(YOUR TASK)
Please list all lines of the material below in which the string "this" occurs.

START ITEMS

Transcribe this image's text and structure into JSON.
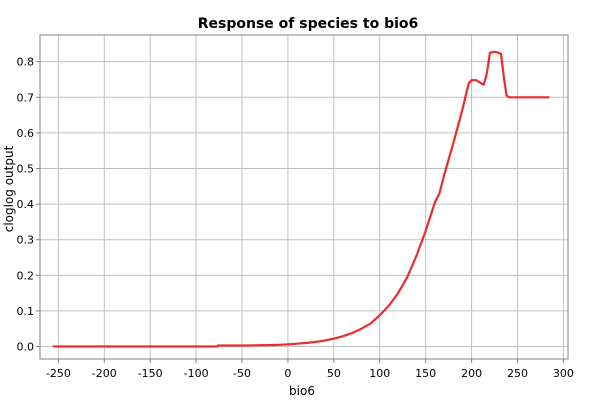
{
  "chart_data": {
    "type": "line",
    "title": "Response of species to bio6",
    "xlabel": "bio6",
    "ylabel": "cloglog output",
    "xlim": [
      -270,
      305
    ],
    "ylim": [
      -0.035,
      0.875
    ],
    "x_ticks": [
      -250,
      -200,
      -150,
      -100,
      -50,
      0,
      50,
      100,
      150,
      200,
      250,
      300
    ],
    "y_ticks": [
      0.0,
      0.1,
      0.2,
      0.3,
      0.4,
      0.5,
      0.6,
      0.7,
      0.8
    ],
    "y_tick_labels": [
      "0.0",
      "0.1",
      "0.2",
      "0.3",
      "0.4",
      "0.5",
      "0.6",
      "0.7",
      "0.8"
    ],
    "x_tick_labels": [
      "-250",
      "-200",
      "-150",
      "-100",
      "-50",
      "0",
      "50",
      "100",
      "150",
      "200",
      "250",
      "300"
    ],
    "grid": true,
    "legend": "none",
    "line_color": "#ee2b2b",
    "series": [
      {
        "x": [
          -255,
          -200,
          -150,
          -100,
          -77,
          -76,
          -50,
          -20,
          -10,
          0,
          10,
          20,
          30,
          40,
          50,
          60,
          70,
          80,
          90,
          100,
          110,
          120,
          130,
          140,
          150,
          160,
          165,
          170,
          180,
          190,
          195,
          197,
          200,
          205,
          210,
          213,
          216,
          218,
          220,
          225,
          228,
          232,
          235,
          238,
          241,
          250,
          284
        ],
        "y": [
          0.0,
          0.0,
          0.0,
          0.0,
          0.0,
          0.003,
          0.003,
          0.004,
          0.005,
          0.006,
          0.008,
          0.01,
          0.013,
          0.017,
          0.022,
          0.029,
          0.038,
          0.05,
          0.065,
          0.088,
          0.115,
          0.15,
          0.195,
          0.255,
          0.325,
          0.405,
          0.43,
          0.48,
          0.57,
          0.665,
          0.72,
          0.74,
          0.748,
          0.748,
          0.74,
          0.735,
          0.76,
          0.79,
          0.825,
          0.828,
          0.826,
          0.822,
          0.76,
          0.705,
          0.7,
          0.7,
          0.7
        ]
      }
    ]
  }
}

END ITEMS
START ITEMS

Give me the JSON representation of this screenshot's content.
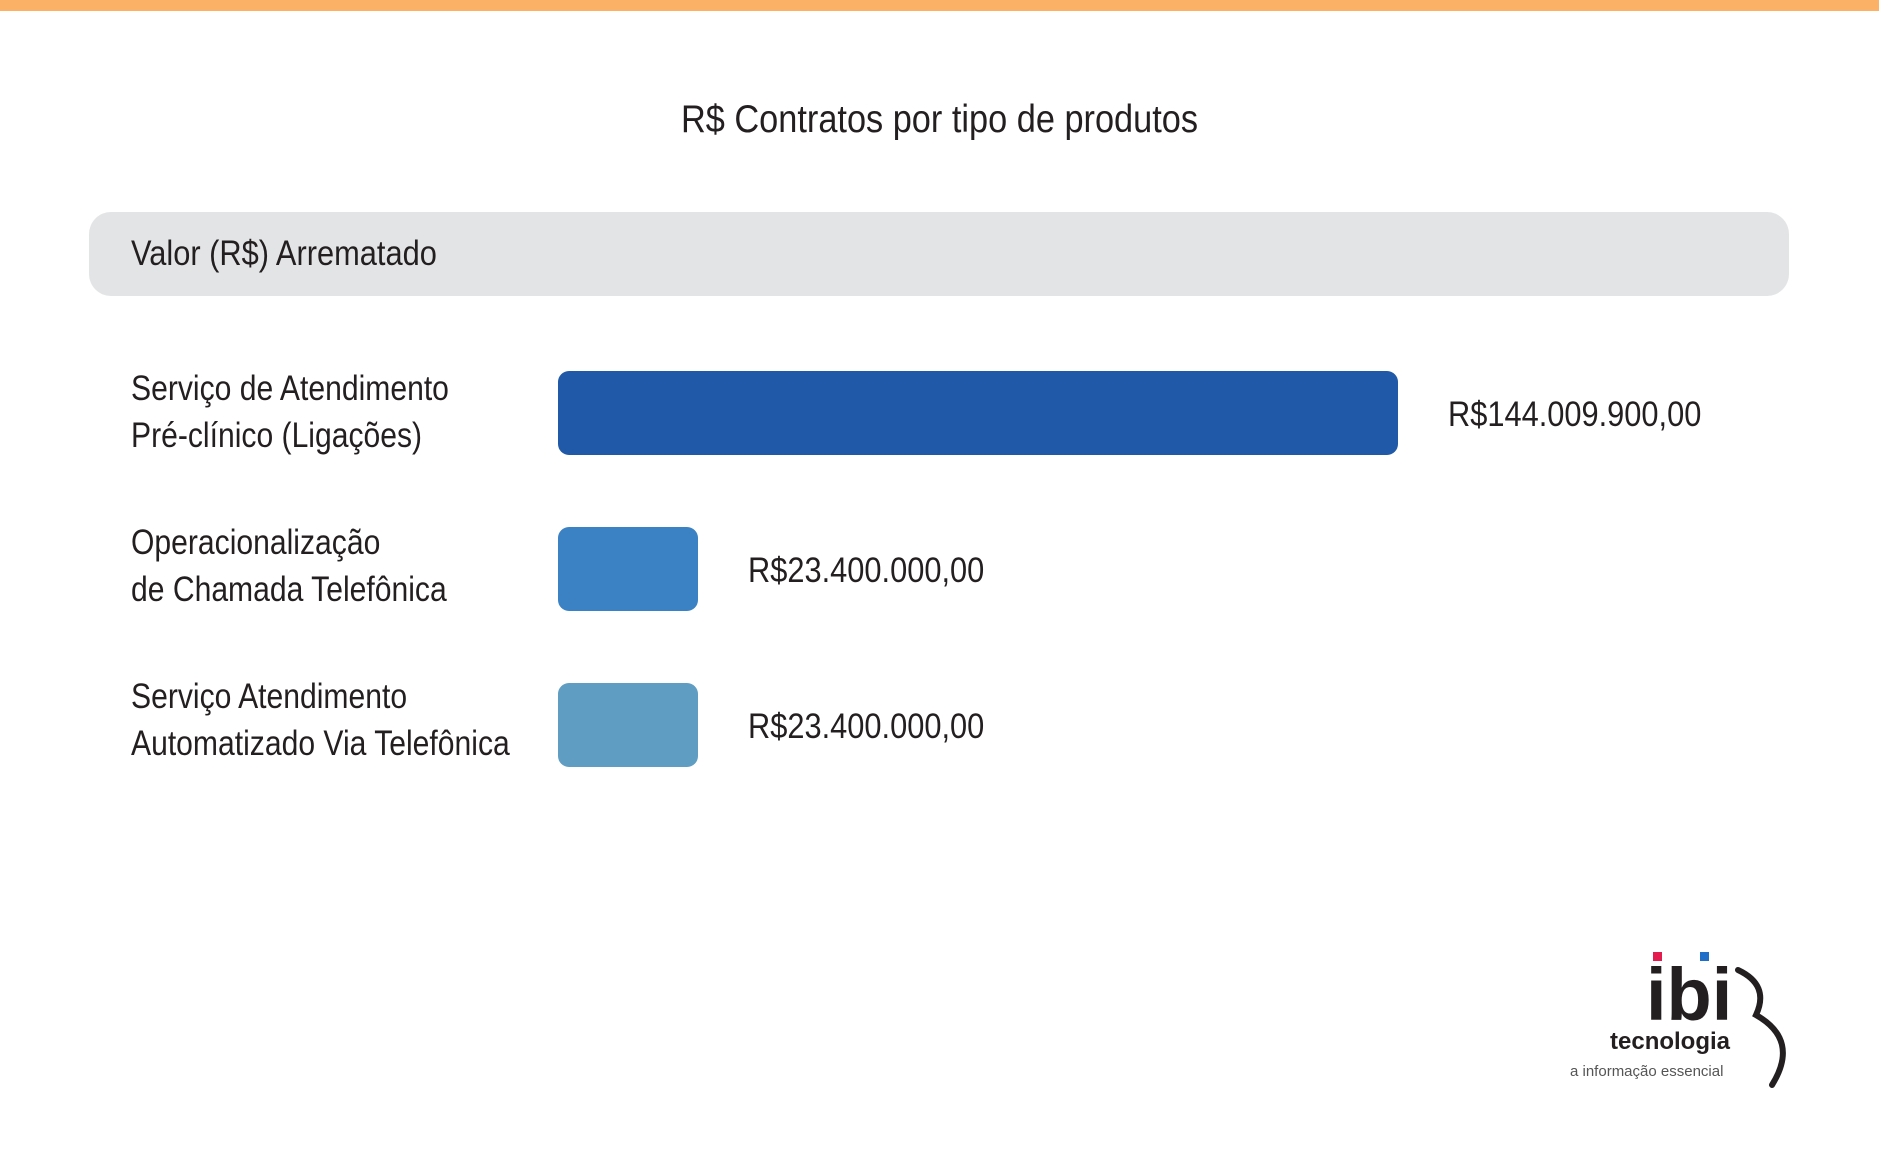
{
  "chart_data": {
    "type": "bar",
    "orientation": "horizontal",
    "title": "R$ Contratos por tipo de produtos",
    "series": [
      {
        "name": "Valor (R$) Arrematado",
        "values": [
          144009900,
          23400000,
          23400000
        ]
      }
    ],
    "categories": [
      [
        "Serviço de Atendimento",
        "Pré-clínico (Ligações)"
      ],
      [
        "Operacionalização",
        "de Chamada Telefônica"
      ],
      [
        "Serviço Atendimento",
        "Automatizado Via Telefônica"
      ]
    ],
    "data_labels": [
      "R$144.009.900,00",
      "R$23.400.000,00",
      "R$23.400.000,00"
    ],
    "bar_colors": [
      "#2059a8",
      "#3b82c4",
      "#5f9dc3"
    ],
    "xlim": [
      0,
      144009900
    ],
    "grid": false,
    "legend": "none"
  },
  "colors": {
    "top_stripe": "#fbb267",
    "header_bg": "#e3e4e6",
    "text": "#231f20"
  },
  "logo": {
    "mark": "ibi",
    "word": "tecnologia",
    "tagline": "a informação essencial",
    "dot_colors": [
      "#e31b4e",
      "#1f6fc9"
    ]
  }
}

END ITEMS

(COMPLETE ANSWER)
Transcribe this image's text and structure into JSON.
Give me the JSON representation of this screenshot's content.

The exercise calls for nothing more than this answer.